• STATED EXERCISE:
Say only how many lines contain the word "Pitch".
______________________________
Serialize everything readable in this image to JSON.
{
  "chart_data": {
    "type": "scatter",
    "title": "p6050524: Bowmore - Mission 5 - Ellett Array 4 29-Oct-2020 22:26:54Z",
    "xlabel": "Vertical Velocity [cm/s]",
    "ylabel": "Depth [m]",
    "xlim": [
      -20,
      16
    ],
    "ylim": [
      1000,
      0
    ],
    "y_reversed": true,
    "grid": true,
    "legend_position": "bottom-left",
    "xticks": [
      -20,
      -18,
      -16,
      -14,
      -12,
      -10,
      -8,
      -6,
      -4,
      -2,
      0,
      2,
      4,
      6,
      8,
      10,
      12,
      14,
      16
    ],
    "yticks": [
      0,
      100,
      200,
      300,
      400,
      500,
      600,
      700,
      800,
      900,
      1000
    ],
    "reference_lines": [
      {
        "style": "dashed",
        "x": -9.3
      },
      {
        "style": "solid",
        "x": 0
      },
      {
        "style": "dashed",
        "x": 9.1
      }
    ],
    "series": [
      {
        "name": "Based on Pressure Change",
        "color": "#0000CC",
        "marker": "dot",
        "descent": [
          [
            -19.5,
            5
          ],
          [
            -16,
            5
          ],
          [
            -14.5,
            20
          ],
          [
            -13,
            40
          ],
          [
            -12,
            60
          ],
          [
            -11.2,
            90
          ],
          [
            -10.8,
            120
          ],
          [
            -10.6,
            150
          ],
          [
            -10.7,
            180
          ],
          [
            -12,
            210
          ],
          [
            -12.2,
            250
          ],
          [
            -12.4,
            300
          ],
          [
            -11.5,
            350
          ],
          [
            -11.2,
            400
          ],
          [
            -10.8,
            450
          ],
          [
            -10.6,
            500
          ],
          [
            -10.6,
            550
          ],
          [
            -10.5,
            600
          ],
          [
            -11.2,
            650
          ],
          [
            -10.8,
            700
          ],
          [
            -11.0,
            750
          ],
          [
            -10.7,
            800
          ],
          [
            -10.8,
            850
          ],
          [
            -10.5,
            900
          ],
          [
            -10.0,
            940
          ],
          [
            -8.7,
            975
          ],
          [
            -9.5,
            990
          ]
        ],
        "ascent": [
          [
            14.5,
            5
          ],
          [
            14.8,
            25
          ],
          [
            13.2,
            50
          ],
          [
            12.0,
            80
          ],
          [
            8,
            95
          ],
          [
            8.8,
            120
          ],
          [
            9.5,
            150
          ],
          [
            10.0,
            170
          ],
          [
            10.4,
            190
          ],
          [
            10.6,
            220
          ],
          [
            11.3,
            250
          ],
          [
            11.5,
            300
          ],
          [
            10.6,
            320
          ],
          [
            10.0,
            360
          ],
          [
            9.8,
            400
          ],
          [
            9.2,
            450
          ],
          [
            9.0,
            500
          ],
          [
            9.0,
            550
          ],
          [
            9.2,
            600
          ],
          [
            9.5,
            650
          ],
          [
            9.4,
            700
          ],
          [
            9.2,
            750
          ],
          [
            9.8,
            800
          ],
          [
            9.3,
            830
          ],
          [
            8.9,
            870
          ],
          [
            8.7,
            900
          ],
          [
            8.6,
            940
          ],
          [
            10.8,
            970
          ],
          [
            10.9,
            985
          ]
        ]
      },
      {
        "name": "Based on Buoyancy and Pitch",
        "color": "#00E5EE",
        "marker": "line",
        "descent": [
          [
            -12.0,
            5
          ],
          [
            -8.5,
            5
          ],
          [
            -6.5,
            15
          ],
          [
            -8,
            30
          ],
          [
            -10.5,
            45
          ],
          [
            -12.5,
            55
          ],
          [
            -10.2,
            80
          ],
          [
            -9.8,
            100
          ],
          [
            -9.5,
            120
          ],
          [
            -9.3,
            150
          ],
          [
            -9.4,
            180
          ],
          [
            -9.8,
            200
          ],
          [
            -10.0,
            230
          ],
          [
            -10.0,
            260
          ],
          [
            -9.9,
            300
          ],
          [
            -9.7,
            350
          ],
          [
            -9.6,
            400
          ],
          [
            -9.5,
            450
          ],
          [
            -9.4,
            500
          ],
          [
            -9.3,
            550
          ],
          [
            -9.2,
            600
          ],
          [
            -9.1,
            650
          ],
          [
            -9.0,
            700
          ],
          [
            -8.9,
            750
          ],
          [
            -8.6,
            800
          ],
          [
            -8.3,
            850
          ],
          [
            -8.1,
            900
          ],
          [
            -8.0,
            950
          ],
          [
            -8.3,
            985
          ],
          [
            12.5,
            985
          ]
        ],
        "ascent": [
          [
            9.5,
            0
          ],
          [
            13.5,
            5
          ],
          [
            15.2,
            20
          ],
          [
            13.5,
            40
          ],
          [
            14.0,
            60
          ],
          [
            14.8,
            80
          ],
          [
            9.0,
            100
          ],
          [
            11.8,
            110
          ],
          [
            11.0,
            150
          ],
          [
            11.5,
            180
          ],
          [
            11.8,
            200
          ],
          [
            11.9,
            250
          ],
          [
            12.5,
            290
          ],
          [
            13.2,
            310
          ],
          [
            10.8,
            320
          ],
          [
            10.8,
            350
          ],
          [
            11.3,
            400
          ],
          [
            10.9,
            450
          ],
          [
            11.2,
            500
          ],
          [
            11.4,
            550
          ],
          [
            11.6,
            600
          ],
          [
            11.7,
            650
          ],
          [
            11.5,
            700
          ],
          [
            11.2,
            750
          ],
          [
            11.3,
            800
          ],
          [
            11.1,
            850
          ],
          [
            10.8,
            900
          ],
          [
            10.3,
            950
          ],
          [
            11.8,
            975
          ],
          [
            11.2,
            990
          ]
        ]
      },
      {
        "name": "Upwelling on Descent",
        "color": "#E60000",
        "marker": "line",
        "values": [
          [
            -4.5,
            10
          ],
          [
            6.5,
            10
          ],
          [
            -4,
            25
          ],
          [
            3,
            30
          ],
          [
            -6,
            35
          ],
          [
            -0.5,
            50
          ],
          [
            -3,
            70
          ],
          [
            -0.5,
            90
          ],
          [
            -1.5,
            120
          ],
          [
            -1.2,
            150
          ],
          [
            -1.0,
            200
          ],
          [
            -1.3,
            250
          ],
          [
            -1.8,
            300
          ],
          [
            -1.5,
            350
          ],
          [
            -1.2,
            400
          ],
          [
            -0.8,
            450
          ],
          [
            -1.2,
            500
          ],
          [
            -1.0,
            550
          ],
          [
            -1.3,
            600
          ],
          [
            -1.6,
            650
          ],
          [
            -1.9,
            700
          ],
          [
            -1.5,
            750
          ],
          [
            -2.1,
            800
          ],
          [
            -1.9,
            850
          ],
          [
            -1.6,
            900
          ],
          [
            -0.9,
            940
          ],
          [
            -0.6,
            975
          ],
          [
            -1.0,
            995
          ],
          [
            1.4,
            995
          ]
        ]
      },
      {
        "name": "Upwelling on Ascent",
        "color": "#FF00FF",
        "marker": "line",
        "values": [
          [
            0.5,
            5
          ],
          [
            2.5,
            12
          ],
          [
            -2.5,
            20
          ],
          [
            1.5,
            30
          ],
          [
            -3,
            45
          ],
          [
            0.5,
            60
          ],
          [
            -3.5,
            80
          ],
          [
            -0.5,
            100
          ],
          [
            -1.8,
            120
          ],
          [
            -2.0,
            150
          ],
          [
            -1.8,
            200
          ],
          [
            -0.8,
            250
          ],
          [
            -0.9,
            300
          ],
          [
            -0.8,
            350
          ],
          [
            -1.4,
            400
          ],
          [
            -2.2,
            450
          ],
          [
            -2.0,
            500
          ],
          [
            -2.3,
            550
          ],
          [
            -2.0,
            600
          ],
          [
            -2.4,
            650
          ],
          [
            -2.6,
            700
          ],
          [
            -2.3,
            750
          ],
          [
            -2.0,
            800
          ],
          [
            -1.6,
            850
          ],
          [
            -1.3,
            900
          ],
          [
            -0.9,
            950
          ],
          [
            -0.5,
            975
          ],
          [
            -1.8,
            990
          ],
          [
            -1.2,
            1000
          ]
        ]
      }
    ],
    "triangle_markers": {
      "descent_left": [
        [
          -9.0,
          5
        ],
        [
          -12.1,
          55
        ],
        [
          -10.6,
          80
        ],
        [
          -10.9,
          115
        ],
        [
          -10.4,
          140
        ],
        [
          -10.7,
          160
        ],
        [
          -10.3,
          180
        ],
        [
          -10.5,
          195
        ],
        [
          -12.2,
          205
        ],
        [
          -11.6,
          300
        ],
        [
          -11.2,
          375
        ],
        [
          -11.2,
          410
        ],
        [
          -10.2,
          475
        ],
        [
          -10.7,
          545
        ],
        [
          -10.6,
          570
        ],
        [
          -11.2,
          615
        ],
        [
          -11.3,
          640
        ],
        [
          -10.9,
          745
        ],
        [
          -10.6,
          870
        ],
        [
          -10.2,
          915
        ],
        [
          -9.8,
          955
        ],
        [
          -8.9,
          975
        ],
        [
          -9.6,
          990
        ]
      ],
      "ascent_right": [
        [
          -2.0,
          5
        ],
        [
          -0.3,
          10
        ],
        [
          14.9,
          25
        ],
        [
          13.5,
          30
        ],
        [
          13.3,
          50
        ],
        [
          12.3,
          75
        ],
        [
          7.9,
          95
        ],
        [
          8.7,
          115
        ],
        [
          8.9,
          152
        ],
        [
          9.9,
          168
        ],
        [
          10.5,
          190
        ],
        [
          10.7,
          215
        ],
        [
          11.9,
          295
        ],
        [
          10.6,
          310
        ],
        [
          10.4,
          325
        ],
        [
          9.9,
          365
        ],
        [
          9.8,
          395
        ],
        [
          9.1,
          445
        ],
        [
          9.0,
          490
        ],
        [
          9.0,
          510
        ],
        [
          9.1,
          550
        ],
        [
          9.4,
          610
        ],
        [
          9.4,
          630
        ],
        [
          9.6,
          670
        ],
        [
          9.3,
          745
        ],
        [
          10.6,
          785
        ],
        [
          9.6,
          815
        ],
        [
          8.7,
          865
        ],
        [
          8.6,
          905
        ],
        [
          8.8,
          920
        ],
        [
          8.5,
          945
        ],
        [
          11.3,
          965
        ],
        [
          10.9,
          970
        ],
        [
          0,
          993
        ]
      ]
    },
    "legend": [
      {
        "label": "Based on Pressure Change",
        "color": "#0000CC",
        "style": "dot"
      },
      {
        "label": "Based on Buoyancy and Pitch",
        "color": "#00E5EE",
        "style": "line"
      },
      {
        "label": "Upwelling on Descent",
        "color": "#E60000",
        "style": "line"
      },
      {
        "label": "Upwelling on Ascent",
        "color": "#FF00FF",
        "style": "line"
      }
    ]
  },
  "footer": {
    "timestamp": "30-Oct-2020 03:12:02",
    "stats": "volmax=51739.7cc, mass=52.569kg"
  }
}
______________________________
• RESULT OF THIS EXERCISE:
2